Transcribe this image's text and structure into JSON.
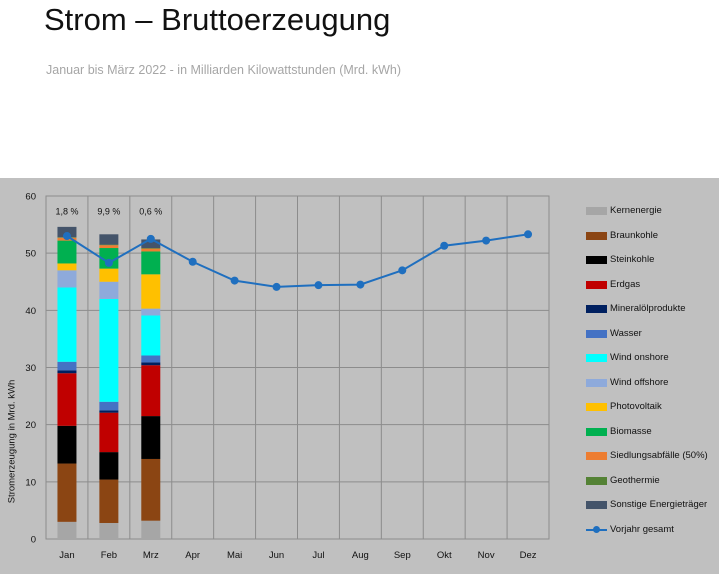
{
  "header": {
    "title": "Strom – Bruttoerzeugung",
    "subtitle": "Januar bis März 2022 - in Milliarden Kilowattstunden (Mrd. kWh)"
  },
  "chart_data": {
    "type": "bar",
    "title": "Strom – Bruttoerzeugung",
    "subtitle": "Januar bis März 2022 - in Milliarden Kilowattstunden (Mrd. kWh)",
    "ylabel": "Stromerzeugung  in Mrd. kWh",
    "xlabel": "",
    "ylim": [
      0,
      60
    ],
    "yticks": [
      0,
      10,
      20,
      30,
      40,
      50,
      60
    ],
    "categories": [
      "Jan",
      "Feb",
      "Mrz",
      "Apr",
      "Mai",
      "Jun",
      "Jul",
      "Aug",
      "Sep",
      "Okt",
      "Nov",
      "Dez"
    ],
    "grid": true,
    "legend_position": "right",
    "stacked": true,
    "series": [
      {
        "name": "Kernenergie",
        "color": "#a6a6a6",
        "values": [
          3.0,
          2.8,
          3.2,
          null,
          null,
          null,
          null,
          null,
          null,
          null,
          null,
          null
        ]
      },
      {
        "name": "Braunkohle",
        "color": "#8b4513",
        "values": [
          10.2,
          7.6,
          10.8,
          null,
          null,
          null,
          null,
          null,
          null,
          null,
          null,
          null
        ]
      },
      {
        "name": "Steinkohle",
        "color": "#000000",
        "values": [
          6.6,
          4.8,
          7.5,
          null,
          null,
          null,
          null,
          null,
          null,
          null,
          null,
          null
        ]
      },
      {
        "name": "Erdgas",
        "color": "#c00000",
        "values": [
          9.2,
          6.9,
          8.9,
          null,
          null,
          null,
          null,
          null,
          null,
          null,
          null,
          null
        ]
      },
      {
        "name": "Mineralölprodukte",
        "color": "#002060",
        "values": [
          0.5,
          0.4,
          0.5,
          null,
          null,
          null,
          null,
          null,
          null,
          null,
          null,
          null
        ]
      },
      {
        "name": "Wasser",
        "color": "#4472c4",
        "values": [
          1.5,
          1.5,
          1.2,
          null,
          null,
          null,
          null,
          null,
          null,
          null,
          null,
          null
        ]
      },
      {
        "name": "Wind onshore",
        "color": "#00ffff",
        "values": [
          13.0,
          18.0,
          7.0,
          null,
          null,
          null,
          null,
          null,
          null,
          null,
          null,
          null
        ]
      },
      {
        "name": "Wind offshore",
        "color": "#8eaadb",
        "values": [
          3.0,
          3.0,
          1.2,
          null,
          null,
          null,
          null,
          null,
          null,
          null,
          null,
          null
        ]
      },
      {
        "name": "Photovoltaik",
        "color": "#ffc000",
        "values": [
          1.2,
          2.3,
          6.0,
          null,
          null,
          null,
          null,
          null,
          null,
          null,
          null,
          null
        ]
      },
      {
        "name": "Biomasse",
        "color": "#00b050",
        "values": [
          4.0,
          3.6,
          4.0,
          null,
          null,
          null,
          null,
          null,
          null,
          null,
          null,
          null
        ]
      },
      {
        "name": "Siedlungsabfälle (50%)",
        "color": "#ed7d31",
        "values": [
          0.5,
          0.5,
          0.5,
          null,
          null,
          null,
          null,
          null,
          null,
          null,
          null,
          null
        ]
      },
      {
        "name": "Geothermie",
        "color": "#548235",
        "values": [
          0.1,
          0.1,
          0.1,
          null,
          null,
          null,
          null,
          null,
          null,
          null,
          null,
          null
        ]
      },
      {
        "name": "Sonstige Energieträger",
        "color": "#44546a",
        "values": [
          1.8,
          1.8,
          1.5,
          null,
          null,
          null,
          null,
          null,
          null,
          null,
          null,
          null
        ]
      }
    ],
    "line_series": {
      "name": "Vorjahr gesamt",
      "color": "#1f6fbf",
      "values": [
        53.0,
        48.3,
        52.5,
        48.5,
        45.2,
        44.1,
        44.4,
        44.5,
        47.0,
        51.3,
        52.2,
        53.3
      ]
    },
    "annotations": [
      {
        "category": "Jan",
        "text": "1,8 %"
      },
      {
        "category": "Feb",
        "text": "9,9 %"
      },
      {
        "category": "Mrz",
        "text": "0,6 %"
      }
    ]
  }
}
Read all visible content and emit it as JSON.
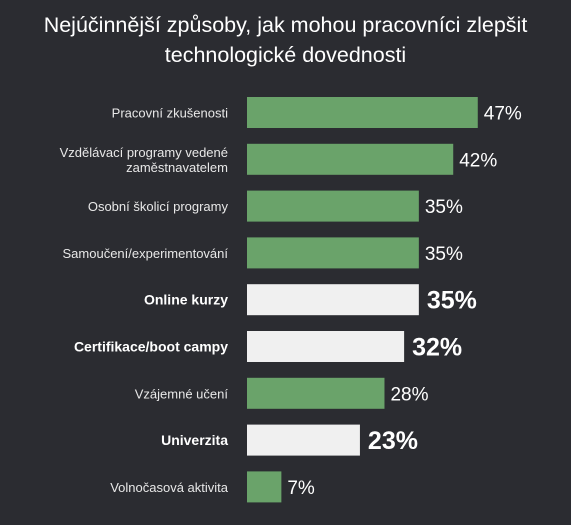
{
  "chart_data": {
    "type": "bar",
    "orientation": "horizontal",
    "title_line1": "Nejúčinnější způsoby, jak mohou pracovníci zlepšit",
    "title_line2": "technologické dovednosti",
    "categories": [
      [
        "Pracovní zkušenosti"
      ],
      [
        "Vzdělávací programy vedené",
        "zaměstnavatelem"
      ],
      [
        "Osobní školicí programy"
      ],
      [
        "Samoučení/experimentování"
      ],
      [
        "Online kurzy"
      ],
      [
        "Certifikace/boot campy"
      ],
      [
        "Vzájemné učení"
      ],
      [
        "Univerzita"
      ],
      [
        "Volnočasová aktivita"
      ]
    ],
    "values": [
      47,
      42,
      35,
      35,
      35,
      32,
      28,
      23,
      7
    ],
    "value_labels": [
      "47%",
      "42%",
      "35%",
      "35%",
      "35%",
      "32%",
      "28%",
      "23%",
      "7%"
    ],
    "highlighted": [
      false,
      false,
      false,
      false,
      true,
      true,
      false,
      true,
      false
    ],
    "colors": {
      "bar": "#6aa36a",
      "highlight_bar": "#f0f0f0",
      "background": "#2b2c31",
      "text": "#ffffff"
    },
    "grid": false,
    "legend": "none"
  }
}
===
> REQUIREMENT:
In the entries above, identify every line with the string "Januar".

> RESULT OF THE TASK:
    "subtitle": "Januar bis März 2022 - in Milliarden Kilowattstunden (Mrd. kWh)"
    "subtitle": "Januar bis März 2022 - in Milliarden Kilowattstunden (Mrd. kWh)",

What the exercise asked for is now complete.